_WHAT IS BEING ASKED_.
In the records below, copy out unchanged the lines that begin at the line containing "382, 417, 395]" and end after the line containing "x-axis: 0.990 0.992", and reproduce no other lines.

_DATASET ROWS_.
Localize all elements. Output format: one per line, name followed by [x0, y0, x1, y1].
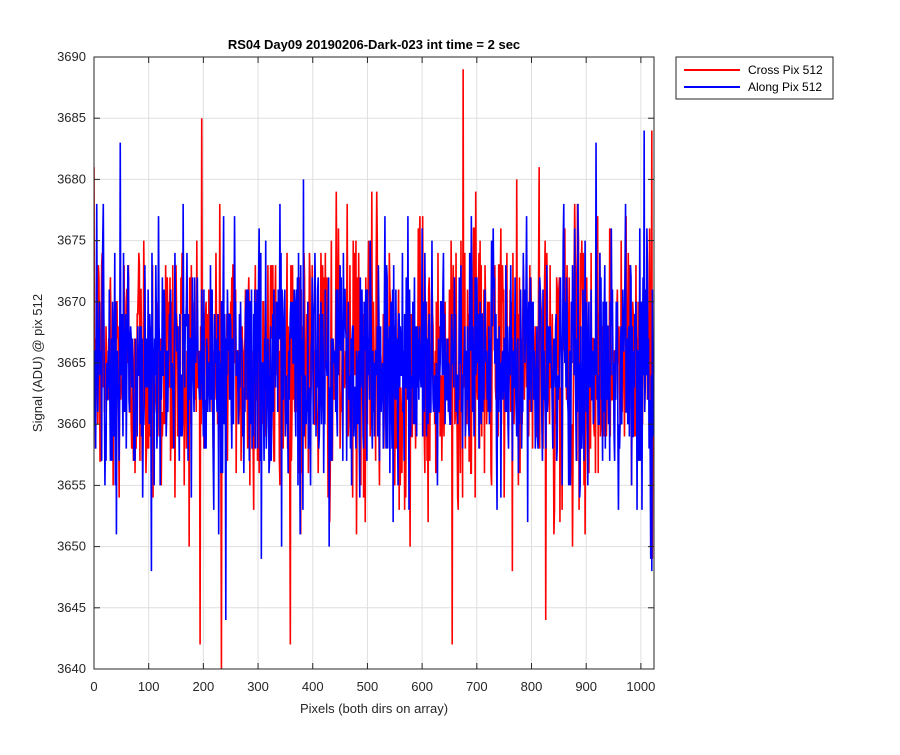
x-tick-label: 0: [90, 679, 97, 694]
legend-box: [675, 56, 834, 100]
y-tick-label: 3680: [57, 171, 86, 186]
legend-entry-along: Along Pix 512: [748, 80, 822, 94]
y-tick-label: 3665: [57, 355, 86, 370]
ticks: 0 100 200 300 400 500 600 700 800 900 1000 3640 3645…: [57, 49, 655, 694]
y-tick-label: 3690: [57, 49, 86, 64]
x-tick-label: 100: [138, 679, 160, 694]
x-tick-label: 200: [193, 679, 215, 694]
y-tick-label: 3640: [57, 661, 86, 676]
x-axis-label: Pixels (both dirs on array): [300, 701, 448, 716]
y-axis-label: Signal (ADU) @ pix 512: [30, 294, 45, 432]
series-line-along-pix-512: [94, 130, 654, 621]
y-tick-label: 3655: [57, 477, 86, 492]
x-tick-label: 300: [247, 679, 269, 694]
legend: Cross Pix 512 Along Pix 512: [675, 56, 834, 100]
x-tick-label: 900: [575, 679, 597, 694]
x-tick-label: 500: [357, 679, 379, 694]
x-tick-label: 400: [302, 679, 324, 694]
x-tick-label: 1000: [626, 679, 655, 694]
y-tick-label: 3645: [57, 600, 86, 615]
legend-entry-cross: Cross Pix 512: [748, 63, 823, 77]
series-layer: [94, 69, 654, 669]
chart-title: RS04 Day09 20190206-Dark-023 int time = …: [228, 37, 520, 52]
y-tick-label: 3650: [57, 539, 86, 554]
x-tick-label: 600: [411, 679, 433, 694]
y-tick-label: 3675: [57, 233, 86, 248]
x-tick-label: 700: [466, 679, 488, 694]
x-tick-label: 800: [521, 679, 543, 694]
y-tick-label: 3670: [57, 294, 86, 309]
y-tick-label: 3685: [57, 110, 86, 125]
y-tick-label: 3660: [57, 416, 86, 431]
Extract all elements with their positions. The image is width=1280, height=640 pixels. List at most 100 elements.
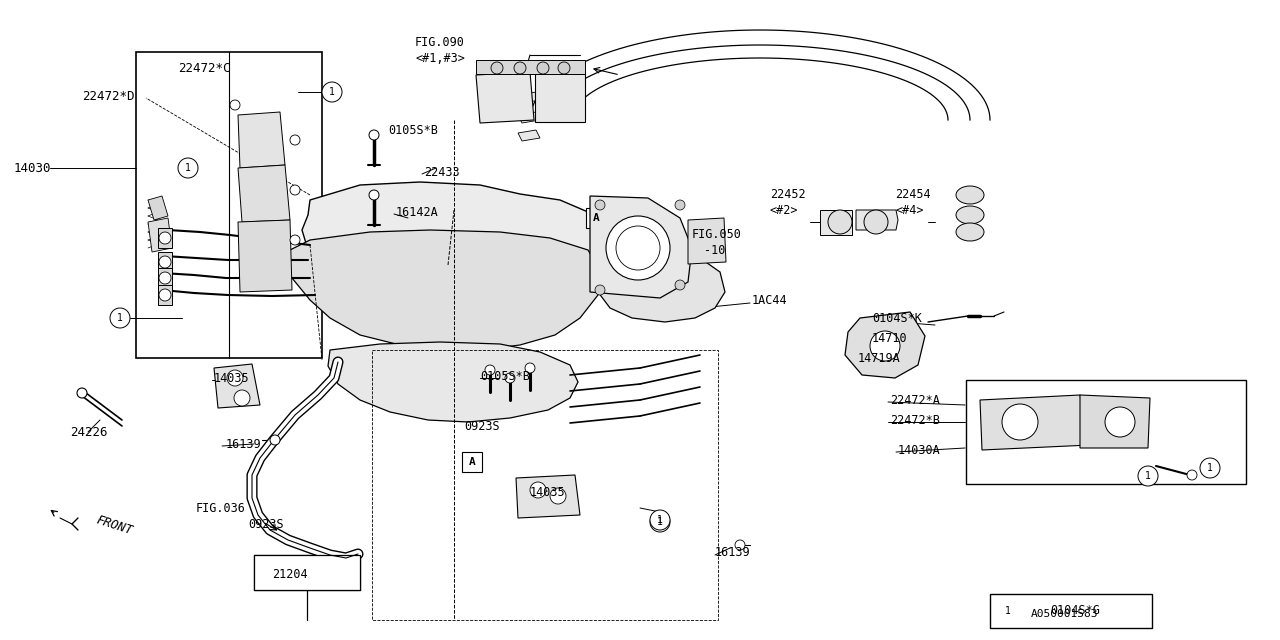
Polygon shape (253, 555, 360, 590)
Text: <#1,#3>: <#1,#3> (415, 51, 465, 65)
Text: 14035: 14035 (214, 371, 250, 385)
Circle shape (650, 510, 669, 530)
Polygon shape (590, 196, 692, 298)
Text: 21204: 21204 (273, 568, 307, 580)
Text: 0923S: 0923S (465, 419, 499, 433)
Circle shape (227, 370, 243, 386)
Circle shape (870, 331, 900, 361)
Text: 14035: 14035 (530, 486, 566, 499)
Text: 22433: 22433 (424, 166, 460, 179)
Circle shape (485, 365, 495, 375)
Circle shape (492, 62, 503, 74)
Polygon shape (280, 230, 600, 350)
Ellipse shape (956, 186, 984, 204)
Text: 0104S*K: 0104S*K (872, 312, 922, 324)
Circle shape (735, 540, 745, 550)
Circle shape (291, 185, 300, 195)
Bar (966, 380, 1245, 484)
Text: 14710: 14710 (872, 332, 908, 344)
Polygon shape (476, 60, 585, 74)
Text: FIG.036: FIG.036 (196, 502, 246, 515)
Circle shape (525, 363, 535, 373)
Ellipse shape (956, 206, 984, 224)
Polygon shape (302, 182, 605, 288)
Text: 22472*D: 22472*D (82, 90, 134, 102)
Circle shape (1138, 466, 1158, 486)
Polygon shape (518, 130, 540, 141)
Circle shape (595, 200, 605, 210)
Polygon shape (516, 475, 580, 518)
Polygon shape (148, 196, 168, 220)
Text: 14719A: 14719A (858, 351, 901, 365)
Polygon shape (157, 268, 172, 288)
Text: 16139: 16139 (716, 545, 750, 559)
Text: 22472*C: 22472*C (178, 61, 230, 74)
Polygon shape (980, 395, 1091, 450)
Polygon shape (845, 312, 925, 378)
Polygon shape (518, 92, 540, 103)
Text: 16139: 16139 (227, 438, 261, 451)
Circle shape (558, 62, 570, 74)
Circle shape (230, 100, 241, 110)
Circle shape (159, 272, 172, 284)
Bar (136, 52, 323, 358)
Text: -10: -10 (704, 244, 726, 257)
Polygon shape (518, 112, 540, 123)
Text: A: A (593, 213, 599, 223)
Text: 22452: 22452 (771, 188, 805, 200)
Circle shape (270, 435, 280, 445)
Circle shape (595, 285, 605, 295)
Circle shape (1187, 470, 1197, 480)
Text: 22472*A: 22472*A (890, 394, 940, 406)
Polygon shape (328, 342, 579, 422)
Polygon shape (238, 112, 285, 168)
Circle shape (530, 482, 547, 498)
Circle shape (77, 388, 87, 398)
Text: 1: 1 (1005, 606, 1011, 616)
Polygon shape (535, 72, 585, 122)
Bar (989, 594, 1152, 628)
Circle shape (1105, 407, 1135, 437)
Polygon shape (157, 252, 172, 272)
Bar (372, 350, 718, 620)
Circle shape (291, 235, 300, 245)
Circle shape (506, 373, 515, 383)
Text: 1: 1 (1146, 471, 1151, 481)
Text: FRONT: FRONT (95, 513, 134, 537)
Circle shape (605, 216, 669, 280)
Text: 16142A: 16142A (396, 205, 439, 218)
Text: 1: 1 (329, 87, 335, 97)
Text: 0105S*B: 0105S*B (480, 369, 530, 383)
Text: FIG.050: FIG.050 (692, 228, 742, 241)
Text: 0923S: 0923S (248, 518, 284, 531)
Circle shape (323, 82, 342, 102)
Circle shape (234, 390, 250, 406)
Circle shape (675, 200, 685, 210)
Text: 22454: 22454 (895, 188, 931, 200)
Polygon shape (689, 218, 726, 264)
Circle shape (291, 135, 300, 145)
Polygon shape (157, 285, 172, 305)
Text: 0104S*G: 0104S*G (1050, 605, 1100, 618)
Text: 1AC44: 1AC44 (753, 294, 787, 307)
Circle shape (864, 210, 888, 234)
Circle shape (110, 308, 131, 328)
Polygon shape (1080, 395, 1149, 448)
Circle shape (538, 62, 549, 74)
Text: 14030: 14030 (14, 161, 51, 175)
Polygon shape (820, 210, 852, 235)
Polygon shape (214, 364, 260, 408)
Circle shape (178, 158, 198, 178)
Text: <#4>: <#4> (895, 204, 923, 216)
Text: FIG.090: FIG.090 (415, 35, 465, 49)
Bar (586, 208, 605, 228)
Text: 1: 1 (657, 515, 663, 525)
Circle shape (369, 130, 379, 140)
Circle shape (159, 256, 172, 268)
Circle shape (998, 601, 1018, 621)
Circle shape (650, 512, 669, 532)
Circle shape (1201, 458, 1220, 478)
Ellipse shape (956, 223, 984, 241)
Circle shape (515, 62, 526, 74)
Circle shape (1002, 404, 1038, 440)
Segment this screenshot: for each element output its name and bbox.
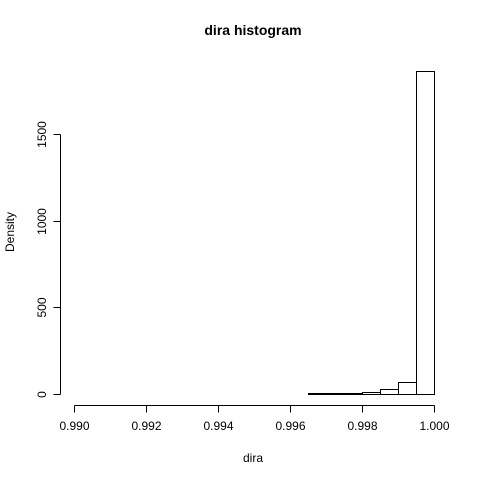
histogram-bar-18	[398, 382, 417, 395]
x-tick-label-0: 0.990	[59, 419, 89, 433]
y-axis-label: Density	[3, 212, 17, 252]
bars-group	[308, 71, 435, 395]
x-tick-label-4: 0.998	[347, 419, 377, 433]
x-tick-label-1: 0.992	[131, 419, 161, 433]
histogram-bar-14	[326, 393, 345, 395]
chart-title: dira histogram	[204, 22, 301, 38]
x-tick-label-3: 0.996	[275, 419, 305, 433]
x-axis: 0.990 0.992 0.994 0.996 0.998 1.000	[59, 405, 450, 433]
y-tick-label-0: 0	[35, 391, 49, 398]
y-axis: 0 500 1000 1500	[35, 121, 61, 398]
y-tick-label-2: 1000	[35, 208, 49, 235]
x-tick-label-2: 0.994	[203, 419, 233, 433]
histogram-bar-19	[416, 71, 435, 395]
histogram-bar-13	[308, 393, 327, 395]
histogram-bar-15	[344, 393, 363, 395]
x-axis-label: dira	[243, 451, 263, 465]
histogram-bar-16	[362, 392, 381, 395]
y-tick-label-3: 1500	[35, 121, 49, 148]
x-tick-label-5: 1.000	[419, 419, 449, 433]
y-tick-label-1: 500	[35, 297, 49, 317]
histogram-bar-17	[380, 389, 399, 395]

_RESULT FOR THIS TASK_.
histogram-bar-18	[398, 382, 417, 395]
x-tick-label-0: 0.990	[59, 419, 89, 433]
y-axis-label: Density	[3, 212, 17, 252]
bars-group	[308, 71, 435, 395]
x-tick-label-4: 0.998	[347, 419, 377, 433]
x-tick-label-1: 0.992	[131, 419, 161, 433]
histogram-bar-14	[326, 393, 345, 395]
chart-title: dira histogram	[204, 22, 301, 38]
x-tick-label-3: 0.996	[275, 419, 305, 433]
x-axis: 0.990 0.992 0.994 0.996 0.998 1.000	[59, 405, 450, 433]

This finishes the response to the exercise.